→ **Data entries**
::::

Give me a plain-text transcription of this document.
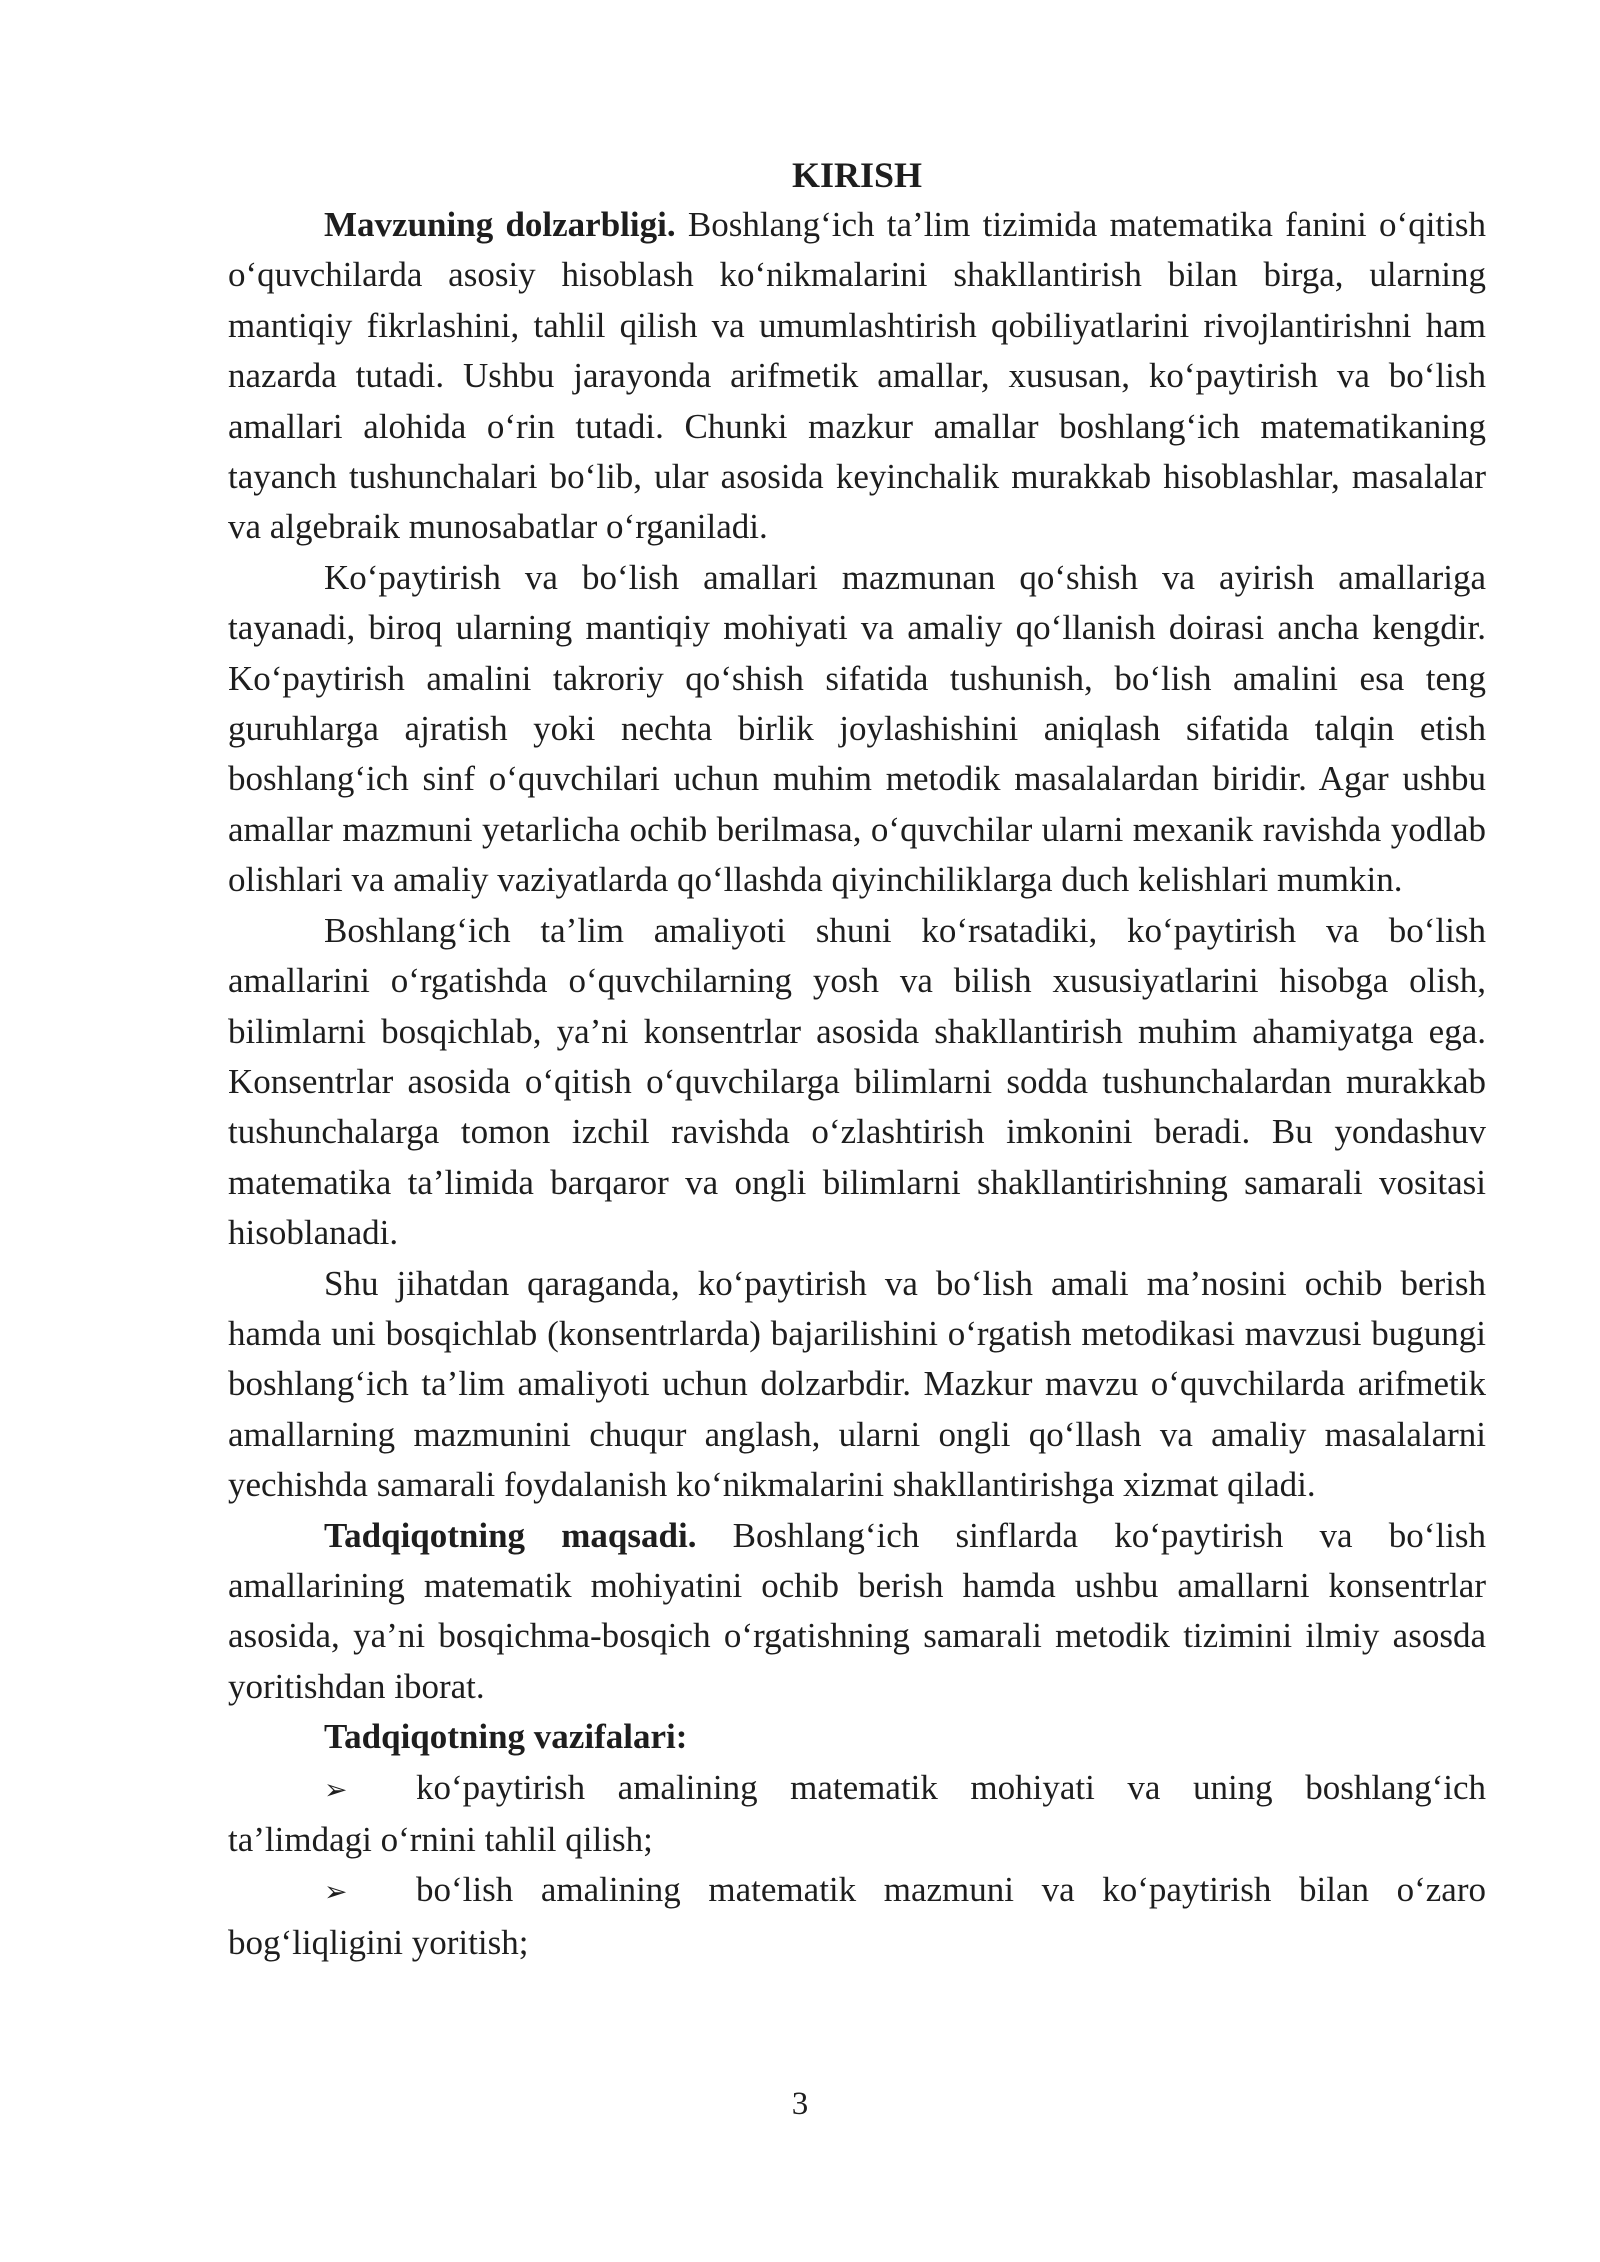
KIRISH

Mavzuning dolzarbligi. Boshlang‘ich ta’lim tizimida matematika fanini o‘qitish o‘quvchilarda asosiy hisoblash ko‘nikmalarini shakllantirish bilan birga, ularning mantiqiy fikrlashini, tahlil qilish va umumlashtirish qobiliyatlarini rivojlantirishni ham nazarda tutadi. Ushbu jarayonda arifmetik amallar, xususan, ko‘paytirish va bo‘lish amallari alohida o‘rin tutadi. Chunki mazkur amallar boshlang‘ich matematikaning tayanch tushunchalari bo‘lib, ular asosida keyinchalik murakkab hisoblashlar, masalalar va algebraik munosabatlar o‘rganiladi.

Ko‘paytirish va bo‘lish amallari mazmunan qo‘shish va ayirish amallariga tayanadi, biroq ularning mantiqiy mohiyati va amaliy qo‘llanish doirasi ancha kengdir. Ko‘paytirish amalini takroriy qo‘shish sifatida tushunish, bo‘lish amalini esa teng guruhlarga ajratish yoki nechta birlik joylashishini aniqlash sifatida talqin etish boshlang‘ich sinf o‘quvchilari uchun muhim metodik masalalardan biridir. Agar ushbu amallar mazmuni yetarlicha ochib berilmasa, o‘quvchilar ularni mexanik ravishda yodlab olishlari va amaliy vaziyatlarda qo‘llashda qiyinchiliklarga duch kelishlari mumkin.

Boshlang‘ich ta’lim amaliyoti shuni ko‘rsatadiki, ko‘paytirish va bo‘lish amallarini o‘rgatishda o‘quvchilarning yosh va bilish xususiyatlarini hisobga olish, bilimlarni bosqichlab, ya’ni konsentrlar asosida shakllantirish muhim ahamiyatga ega. Konsentrlar asosida o‘qitish o‘quvchilarga bilimlarni sodda tushunchalardan murakkab tushunchalarga tomon izchil ravishda o‘zlashtirish imkonini beradi. Bu yondashuv matematika ta’limida barqaror va ongli bilimlarni shakllantirishning samarali vositasi hisoblanadi.

Shu jihatdan qaraganda, ko‘paytirish va bo‘lish amali ma’nosini ochib berish hamda uni bosqichlab (konsentrlarda) bajarilishini o‘rgatish metodikasi mavzusi bugungi boshlang‘ich ta’lim amaliyoti uchun dolzarbdir. Mazkur mavzu o‘quvchilarda arifmetik amallarning mazmunini chuqur anglash, ularni ongli qo‘llash va amaliy masalalarni yechishda samarali foydalanish ko‘nikmalarini shakllantirishga xizmat qiladi.

Tadqiqotning maqsadi. Boshlang‘ich sinflarda ko‘paytirish va bo‘lish amallarining matematik mohiyatini ochib berish hamda ushbu amallarni konsentrlar asosida, ya’ni bosqichma-bosqich o‘rgatishning samarali metodik tizimini ilmiy asosda yoritishdan iborat.

Tadqiqotning vazifalari:

➢ ko‘paytirish amalining matematik mohiyati va uning boshlang‘ich ta’limdagi o‘rnini tahlil qilish;

➢ bo‘lish amalining matematik mazmuni va ko‘paytirish bilan o‘zaro bog‘liqligini yoritish;

3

::::

→ **Task directions**
Transcribe all the data word for word; the images stay out.

→ **Solution to this problem**
Give me a plain-text transcription of this document.
KIRISH

Mavzuning dolzarbligi. Boshlang‘ich ta’lim tizimida matematika fanini o‘qitish o‘quvchilarda asosiy hisoblash ko‘nikmalarini shakllantirish bilan birga, ularning mantiqiy fikrlashini, tahlil qilish va umumlashtirish qobiliyatlarini rivojlantirishni ham nazarda tutadi. Ushbu jarayonda arifmetik amallar, xususan, ko‘paytirish va bo‘lish amallari alohida o‘rin tutadi. Chunki mazkur amallar boshlang‘ich matematikaning tayanch tushunchalari bo‘lib, ular asosida keyinchalik murakkab hisoblashlar, masalalar va algebraik munosabatlar o‘rganiladi.

Ko‘paytirish va bo‘lish amallari mazmunan qo‘shish va ayirish amallariga tayanadi, biroq ularning mantiqiy mohiyati va amaliy qo‘llanish doirasi ancha kengdir. Ko‘paytirish amalini takroriy qo‘shish sifatida tushunish, bo‘lish amalini esa teng guruhlarga ajratish yoki nechta birlik joylashishini aniqlash sifatida talqin etish boshlang‘ich sinf o‘quvchilari uchun muhim metodik masalalardan biridir. Agar ushbu amallar mazmuni yetarlicha ochib berilmasa, o‘quvchilar ularni mexanik ravishda yodlab olishlari va amaliy vaziyatlarda qo‘llashda qiyinchiliklarga duch kelishlari mumkin.

Boshlang‘ich ta’lim amaliyoti shuni ko‘rsatadiki, ko‘paytirish va bo‘lish amallarini o‘rgatishda o‘quvchilarning yosh va bilish xususiyatlarini hisobga olish, bilimlarni bosqichlab, ya’ni konsentrlar asosida shakllantirish muhim ahamiyatga ega. Konsentrlar asosida o‘qitish o‘quvchilarga bilimlarni sodda tushunchalardan murakkab tushunchalarga tomon izchil ravishda o‘zlashtirish imkonini beradi. Bu yondashuv matematika ta’limida barqaror va ongli bilimlarni shakllantirishning samarali vositasi hisoblanadi.

Shu jihatdan qaraganda, ko‘paytirish va bo‘lish amali ma’nosini ochib berish hamda uni bosqichlab (konsentrlarda) bajarilishini o‘rgatish metodikasi mavzusi bugungi boshlang‘ich ta’lim amaliyoti uchun dolzarbdir. Mazkur mavzu o‘quvchilarda arifmetik amallarning mazmunini chuqur anglash, ularni ongli qo‘llash va amaliy masalalarni yechishda samarali foydalanish ko‘nikmalarini shakllantirishga xizmat qiladi.

Tadqiqotning maqsadi. Boshlang‘ich sinflarda ko‘paytirish va bo‘lish amallarining matematik mohiyatini ochib berish hamda ushbu amallarni konsentrlar asosida, ya’ni bosqichma-bosqich o‘rgatishning samarali metodik tizimini ilmiy asosda yoritishdan iborat.

Tadqiqotning vazifalari:

➢ ko‘paytirish amalining matematik mohiyati va uning boshlang‘ich ta’limdagi o‘rnini tahlil qilish;

➢ bo‘lish amalining matematik mazmuni va ko‘paytirish bilan o‘zaro bog‘liqligini yoritish;

3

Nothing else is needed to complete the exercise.